# DIRECTIONS
Write out every line below that includes the word "cũng".

>> BEGIN DATA LINES

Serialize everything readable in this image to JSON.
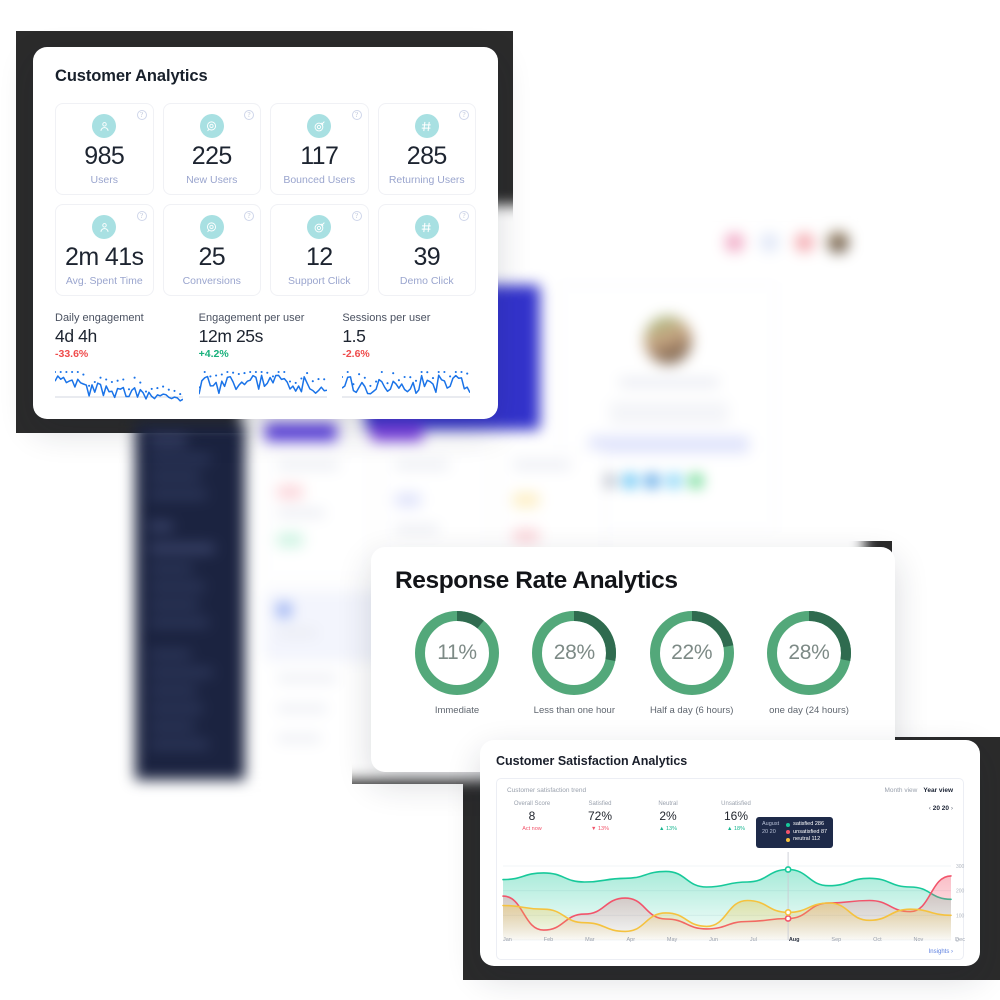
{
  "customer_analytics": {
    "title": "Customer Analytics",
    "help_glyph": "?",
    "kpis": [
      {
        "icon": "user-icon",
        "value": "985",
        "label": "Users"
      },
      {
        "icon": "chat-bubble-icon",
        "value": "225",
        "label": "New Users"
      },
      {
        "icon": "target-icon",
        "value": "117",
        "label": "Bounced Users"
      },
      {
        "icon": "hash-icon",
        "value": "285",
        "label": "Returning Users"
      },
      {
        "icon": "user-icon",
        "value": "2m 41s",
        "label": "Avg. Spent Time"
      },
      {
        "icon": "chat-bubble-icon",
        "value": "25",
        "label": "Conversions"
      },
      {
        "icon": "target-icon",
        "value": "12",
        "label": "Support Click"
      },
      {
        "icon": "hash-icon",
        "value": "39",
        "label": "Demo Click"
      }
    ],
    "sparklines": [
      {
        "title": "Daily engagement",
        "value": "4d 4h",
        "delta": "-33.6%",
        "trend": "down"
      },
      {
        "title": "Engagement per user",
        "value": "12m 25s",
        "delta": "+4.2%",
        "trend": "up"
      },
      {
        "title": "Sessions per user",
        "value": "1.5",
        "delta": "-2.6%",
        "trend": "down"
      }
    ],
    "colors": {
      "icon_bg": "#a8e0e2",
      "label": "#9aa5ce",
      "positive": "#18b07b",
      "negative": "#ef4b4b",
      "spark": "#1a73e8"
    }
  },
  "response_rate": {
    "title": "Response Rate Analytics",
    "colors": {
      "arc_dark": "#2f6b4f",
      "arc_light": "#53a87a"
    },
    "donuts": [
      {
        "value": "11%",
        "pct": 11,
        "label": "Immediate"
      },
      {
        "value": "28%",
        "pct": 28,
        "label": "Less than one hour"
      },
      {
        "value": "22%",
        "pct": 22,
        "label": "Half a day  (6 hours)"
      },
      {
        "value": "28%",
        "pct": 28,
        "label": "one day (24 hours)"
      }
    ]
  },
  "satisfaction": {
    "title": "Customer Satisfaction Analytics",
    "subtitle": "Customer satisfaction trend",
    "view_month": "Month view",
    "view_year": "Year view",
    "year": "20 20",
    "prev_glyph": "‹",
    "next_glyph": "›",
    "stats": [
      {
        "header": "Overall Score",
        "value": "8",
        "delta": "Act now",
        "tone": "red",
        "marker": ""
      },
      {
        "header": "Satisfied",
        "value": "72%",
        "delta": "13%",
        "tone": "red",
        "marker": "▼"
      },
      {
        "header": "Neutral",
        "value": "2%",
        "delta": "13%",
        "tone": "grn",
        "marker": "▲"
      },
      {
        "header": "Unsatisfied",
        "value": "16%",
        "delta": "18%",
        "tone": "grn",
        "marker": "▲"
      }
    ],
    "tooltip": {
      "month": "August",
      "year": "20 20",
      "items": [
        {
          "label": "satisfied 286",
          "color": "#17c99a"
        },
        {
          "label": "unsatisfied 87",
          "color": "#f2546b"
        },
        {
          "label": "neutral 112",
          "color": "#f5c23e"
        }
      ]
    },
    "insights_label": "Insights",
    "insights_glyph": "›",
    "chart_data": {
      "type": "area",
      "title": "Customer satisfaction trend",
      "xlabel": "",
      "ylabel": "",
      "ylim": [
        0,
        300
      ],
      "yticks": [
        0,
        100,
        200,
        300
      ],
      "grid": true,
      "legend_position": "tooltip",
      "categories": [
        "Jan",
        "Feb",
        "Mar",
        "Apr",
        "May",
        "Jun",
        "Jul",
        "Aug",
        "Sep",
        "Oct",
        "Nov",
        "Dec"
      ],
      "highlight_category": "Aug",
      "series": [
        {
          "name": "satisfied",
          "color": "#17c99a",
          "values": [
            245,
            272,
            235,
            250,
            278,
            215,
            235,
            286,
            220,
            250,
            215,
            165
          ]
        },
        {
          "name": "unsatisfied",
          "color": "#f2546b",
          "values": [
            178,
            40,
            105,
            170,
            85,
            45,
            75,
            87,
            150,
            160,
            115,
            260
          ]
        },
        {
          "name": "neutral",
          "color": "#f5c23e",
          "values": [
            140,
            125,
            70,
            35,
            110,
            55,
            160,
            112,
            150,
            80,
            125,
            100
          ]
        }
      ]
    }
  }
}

>> END DATA LINES
>> BEGIN DATA LINES

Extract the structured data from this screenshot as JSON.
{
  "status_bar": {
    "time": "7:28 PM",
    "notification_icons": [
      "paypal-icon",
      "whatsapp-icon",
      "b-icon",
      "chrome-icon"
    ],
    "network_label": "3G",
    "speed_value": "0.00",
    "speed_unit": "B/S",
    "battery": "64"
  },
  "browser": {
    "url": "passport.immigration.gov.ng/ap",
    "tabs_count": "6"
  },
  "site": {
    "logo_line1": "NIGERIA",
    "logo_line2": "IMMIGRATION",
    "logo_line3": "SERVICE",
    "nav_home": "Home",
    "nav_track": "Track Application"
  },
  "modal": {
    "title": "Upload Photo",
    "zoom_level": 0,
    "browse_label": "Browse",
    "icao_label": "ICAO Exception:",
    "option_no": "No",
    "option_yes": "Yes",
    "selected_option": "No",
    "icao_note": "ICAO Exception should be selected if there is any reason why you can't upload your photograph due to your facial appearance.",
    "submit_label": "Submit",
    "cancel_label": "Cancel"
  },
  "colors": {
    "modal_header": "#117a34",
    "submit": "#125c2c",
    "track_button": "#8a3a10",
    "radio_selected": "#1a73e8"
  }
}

>> END DATA LINES
>> BEGIN DATA LINES

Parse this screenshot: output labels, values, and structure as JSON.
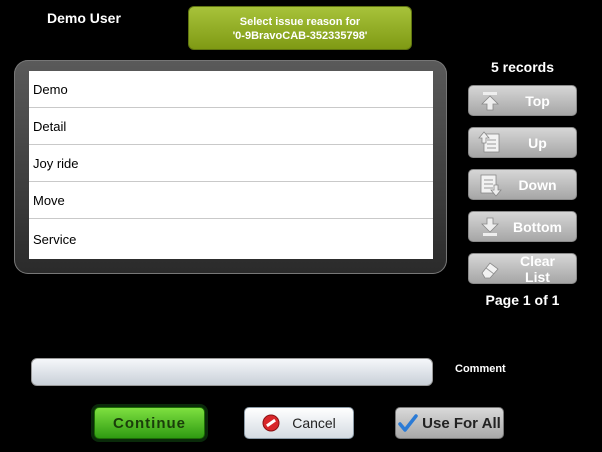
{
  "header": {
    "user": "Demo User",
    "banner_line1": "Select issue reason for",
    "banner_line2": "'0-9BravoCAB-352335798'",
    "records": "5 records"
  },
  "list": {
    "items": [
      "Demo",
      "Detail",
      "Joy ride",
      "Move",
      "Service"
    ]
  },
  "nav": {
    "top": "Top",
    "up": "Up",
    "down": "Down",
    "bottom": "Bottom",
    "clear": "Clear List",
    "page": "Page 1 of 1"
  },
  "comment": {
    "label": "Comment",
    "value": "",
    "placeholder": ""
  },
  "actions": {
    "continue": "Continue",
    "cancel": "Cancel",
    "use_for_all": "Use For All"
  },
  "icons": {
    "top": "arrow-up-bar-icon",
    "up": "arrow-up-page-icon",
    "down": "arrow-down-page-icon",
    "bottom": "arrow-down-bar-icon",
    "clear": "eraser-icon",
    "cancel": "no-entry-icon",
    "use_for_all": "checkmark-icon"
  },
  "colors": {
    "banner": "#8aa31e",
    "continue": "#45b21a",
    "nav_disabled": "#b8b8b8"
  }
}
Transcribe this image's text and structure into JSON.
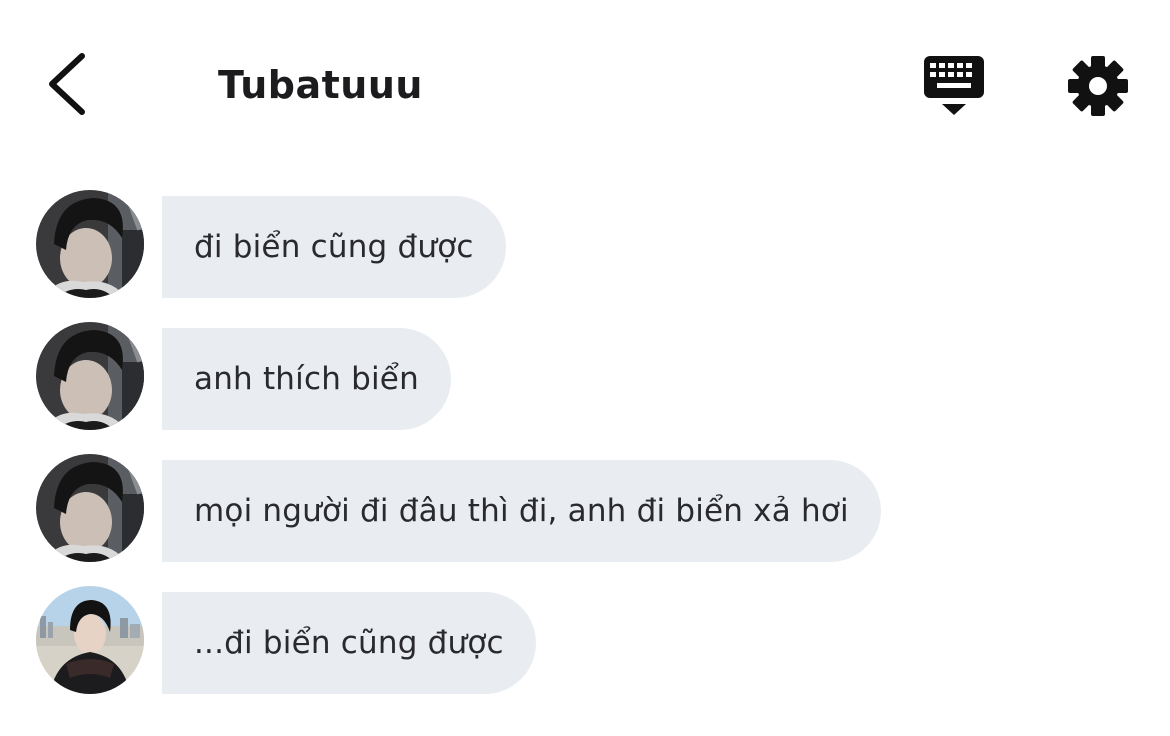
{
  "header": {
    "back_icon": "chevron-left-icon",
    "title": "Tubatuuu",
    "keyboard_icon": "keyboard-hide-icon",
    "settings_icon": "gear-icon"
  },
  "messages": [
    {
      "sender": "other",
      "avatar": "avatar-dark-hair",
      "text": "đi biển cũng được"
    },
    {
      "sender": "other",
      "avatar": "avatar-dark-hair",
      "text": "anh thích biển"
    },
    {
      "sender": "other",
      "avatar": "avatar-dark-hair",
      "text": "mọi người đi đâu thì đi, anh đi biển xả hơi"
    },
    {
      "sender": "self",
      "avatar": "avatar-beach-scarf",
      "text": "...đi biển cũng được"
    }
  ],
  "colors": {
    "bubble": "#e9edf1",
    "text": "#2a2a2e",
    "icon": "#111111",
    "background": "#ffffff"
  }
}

>> END DATA LINES

# EXERCISE SOLUTION
      "text": "đi biển cũng được"
      "text": "...đi biển cũng được"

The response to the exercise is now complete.